Payment Processing - Yenra

Critical technology and strategy imperatives for building payments businesses

Payment Processing

While the payments processing arena remains a vital strategic asset for financial institutions, most bankers today drastically undervalue its worth and relegate it to the role of an expensive but necessary cost-center.

TowerGroup's "2004 Perspective on Global Payments" finds that the payments franchise is often categorized as a commodity-level service with little competitive potential. This is despite the fact that payments underpins all other lines of banking business and represents the foundation of a bank's relationship with its customers -- whether those customers are consumers or major corporations.

To assist banks in rethinking the value of the payments arena, as well as in facing a daunting array of payments-related challenges, TowerGroup has issued its "Top 10" most critical technology and strategy imperatives for building payment processing businesses in 2004:

  1. Manage "payments" as a distinct line of banking business
  2. Confront payment-related compliance and regulation head-on
  3. Ensure payment system resilience
  4. Expunge paper and deal with the migration to electronic payments
  5. Aggressively manage payment-related fraud risk
  6. Upgrade in-bank payment systems, both domestic and international
  7. Build payments capabilities into online banking
  8. Support electronic payment standards and electronic commerce
  9. Manage payment-related messages and liquidity
  10. Contain operational costs

"The reasons for rethinking the value of the payment processing franchise are myriad," said David Medeiros, director of the Global Payments practice at TowerGroup and author of the research. "Payments processing is a key element of customer support and satisfaction. It drives the sale of other banking products and services, it generates an enormous amount of revenue, and it represents a crucial factor for competitive market differentiation."

Given entries ->
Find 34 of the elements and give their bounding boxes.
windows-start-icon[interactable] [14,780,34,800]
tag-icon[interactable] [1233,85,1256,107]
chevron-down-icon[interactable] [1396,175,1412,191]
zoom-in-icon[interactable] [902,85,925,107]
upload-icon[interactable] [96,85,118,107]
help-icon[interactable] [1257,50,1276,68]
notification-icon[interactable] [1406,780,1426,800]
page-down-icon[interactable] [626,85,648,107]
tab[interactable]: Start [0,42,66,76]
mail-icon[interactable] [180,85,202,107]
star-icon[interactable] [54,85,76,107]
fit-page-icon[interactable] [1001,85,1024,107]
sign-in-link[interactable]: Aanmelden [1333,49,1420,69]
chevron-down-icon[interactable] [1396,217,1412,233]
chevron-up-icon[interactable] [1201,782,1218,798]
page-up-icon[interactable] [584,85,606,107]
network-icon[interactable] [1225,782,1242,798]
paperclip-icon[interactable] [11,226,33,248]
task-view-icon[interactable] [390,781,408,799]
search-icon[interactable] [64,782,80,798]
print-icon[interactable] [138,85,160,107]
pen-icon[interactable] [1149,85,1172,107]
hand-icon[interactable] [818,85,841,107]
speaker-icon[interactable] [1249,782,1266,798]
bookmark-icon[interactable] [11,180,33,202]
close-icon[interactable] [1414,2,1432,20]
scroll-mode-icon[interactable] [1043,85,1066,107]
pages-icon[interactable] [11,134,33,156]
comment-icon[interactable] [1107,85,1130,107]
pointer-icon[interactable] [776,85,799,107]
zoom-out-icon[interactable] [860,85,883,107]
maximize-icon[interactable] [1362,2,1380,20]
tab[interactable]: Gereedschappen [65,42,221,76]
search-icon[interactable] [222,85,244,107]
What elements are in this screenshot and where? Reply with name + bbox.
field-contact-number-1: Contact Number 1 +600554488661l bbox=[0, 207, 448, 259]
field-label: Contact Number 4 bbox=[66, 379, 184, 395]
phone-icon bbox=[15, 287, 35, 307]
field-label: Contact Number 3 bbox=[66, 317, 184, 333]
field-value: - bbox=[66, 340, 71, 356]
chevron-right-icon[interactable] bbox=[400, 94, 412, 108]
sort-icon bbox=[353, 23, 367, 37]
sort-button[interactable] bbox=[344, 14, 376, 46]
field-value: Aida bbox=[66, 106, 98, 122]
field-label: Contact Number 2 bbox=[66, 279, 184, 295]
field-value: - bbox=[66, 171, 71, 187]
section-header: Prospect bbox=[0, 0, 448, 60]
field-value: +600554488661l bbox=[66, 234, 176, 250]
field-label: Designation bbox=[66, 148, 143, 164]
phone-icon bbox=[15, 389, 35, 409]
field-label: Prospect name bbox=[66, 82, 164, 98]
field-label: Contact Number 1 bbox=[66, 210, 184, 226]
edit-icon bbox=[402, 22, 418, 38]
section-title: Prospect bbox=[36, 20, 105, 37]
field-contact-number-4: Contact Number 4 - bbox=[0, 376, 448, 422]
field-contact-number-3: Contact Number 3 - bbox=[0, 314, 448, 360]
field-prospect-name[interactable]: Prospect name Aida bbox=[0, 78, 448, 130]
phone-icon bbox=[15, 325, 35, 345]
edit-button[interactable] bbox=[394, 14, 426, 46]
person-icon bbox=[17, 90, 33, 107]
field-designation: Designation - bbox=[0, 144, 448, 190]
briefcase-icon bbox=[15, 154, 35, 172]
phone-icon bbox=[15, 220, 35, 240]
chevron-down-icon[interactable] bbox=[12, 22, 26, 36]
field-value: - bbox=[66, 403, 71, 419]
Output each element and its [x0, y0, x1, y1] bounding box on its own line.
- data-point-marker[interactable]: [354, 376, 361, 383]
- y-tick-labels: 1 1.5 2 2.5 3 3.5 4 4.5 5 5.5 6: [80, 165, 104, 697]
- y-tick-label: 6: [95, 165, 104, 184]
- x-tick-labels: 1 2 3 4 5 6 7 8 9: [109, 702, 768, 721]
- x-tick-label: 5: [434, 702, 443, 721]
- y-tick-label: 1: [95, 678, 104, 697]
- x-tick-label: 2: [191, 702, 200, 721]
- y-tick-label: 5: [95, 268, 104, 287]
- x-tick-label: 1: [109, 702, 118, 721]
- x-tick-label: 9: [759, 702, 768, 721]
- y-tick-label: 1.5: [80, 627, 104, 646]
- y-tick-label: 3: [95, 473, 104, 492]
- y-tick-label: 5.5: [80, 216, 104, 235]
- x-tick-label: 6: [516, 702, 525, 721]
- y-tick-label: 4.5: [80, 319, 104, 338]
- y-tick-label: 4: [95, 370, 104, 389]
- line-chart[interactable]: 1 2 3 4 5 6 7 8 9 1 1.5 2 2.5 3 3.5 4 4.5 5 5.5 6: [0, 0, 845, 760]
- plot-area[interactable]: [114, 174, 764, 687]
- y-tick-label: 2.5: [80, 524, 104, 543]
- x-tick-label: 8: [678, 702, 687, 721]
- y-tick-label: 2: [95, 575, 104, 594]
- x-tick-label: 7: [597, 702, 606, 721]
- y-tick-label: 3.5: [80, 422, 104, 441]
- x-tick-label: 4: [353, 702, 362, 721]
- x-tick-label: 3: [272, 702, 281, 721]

Requirement 1 ->
Answer these questions from the payment processing article.
(a) What is the title of the TowerGroup report that finds the payments franchise is often categorized as a commodity-level service?
(b) What is the third imperative on TowerGroup's "Top 10" list?
(c) What position does David Medeiros hold at TowerGroup?
Requirement 2 ->
Transcribe a passage of the payment processing article. Begin at the words "While the payments" and stop after "or major corporations.".
Requirement 3 ->
Write the next part of the payment processing article, continuing after its final sentence.

Task output 1 ->
(a) "2004 Perspective on Global Payments"
(b) Ensure payment system resilience
(c) Director of the Global Payments practice

Task output 2 ->
While the payments processing arena remains a vital strategic asset for financial institutions, most bankers today drastically undervalue its worth and relegate it to the role of an expensive but necessary cost-center.

TowerGroup's "2004 Perspective on Global Payments" finds that the payments franchise is often categorized as a commodity-level service with little competitive potential. This is despite the fact that payments underpins all other lines of banking business and represents the foundation of a bank's relationship with its customers -- whether those customers are consumers or major corporations.

Task output 3 ->
Medeiros noted that forward-looking banks correctly recognize that this cornerstone business of payment processing is at risk. "The danger comes not only from regulatory/compliance issues or internal perceptions of payments from a fragmented and tactical viewpoint, but also from external threats. External agents that position themselves as 'supplementary' to banks' payment offerings -- from aggregators to payment portals to corporate remittance networks -- can represent threats as much as complimentary services," he said.